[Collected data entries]

⟨

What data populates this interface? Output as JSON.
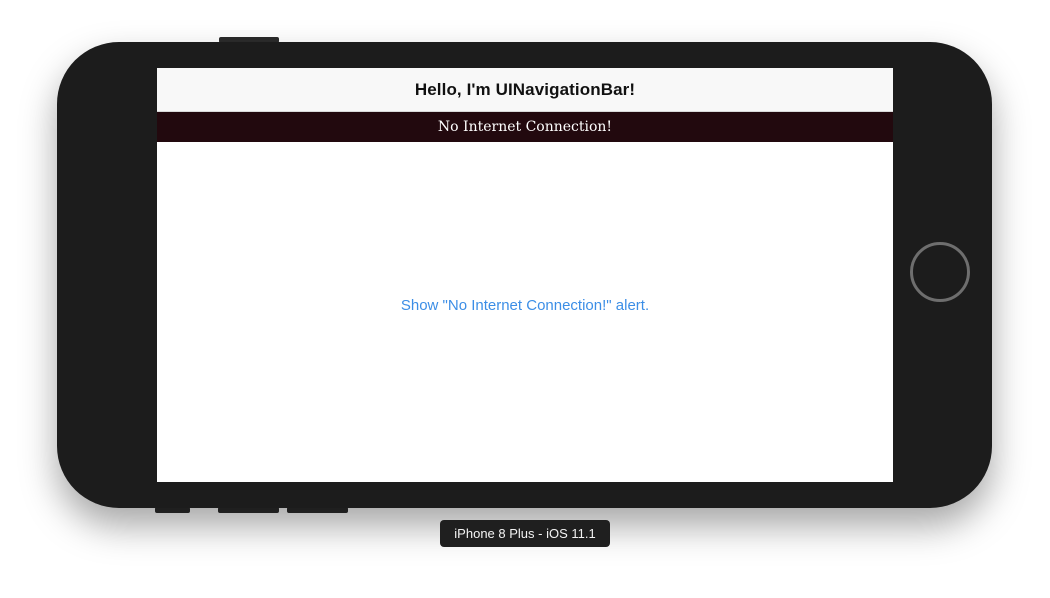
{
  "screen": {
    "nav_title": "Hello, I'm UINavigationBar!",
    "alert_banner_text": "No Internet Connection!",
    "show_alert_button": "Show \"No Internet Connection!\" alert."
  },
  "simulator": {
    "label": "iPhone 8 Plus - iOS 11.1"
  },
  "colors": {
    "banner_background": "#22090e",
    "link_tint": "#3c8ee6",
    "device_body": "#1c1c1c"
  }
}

⟩

Task:
State how many lines of the entries above include the word "Connection", offering no text other than the number.

Written response:
2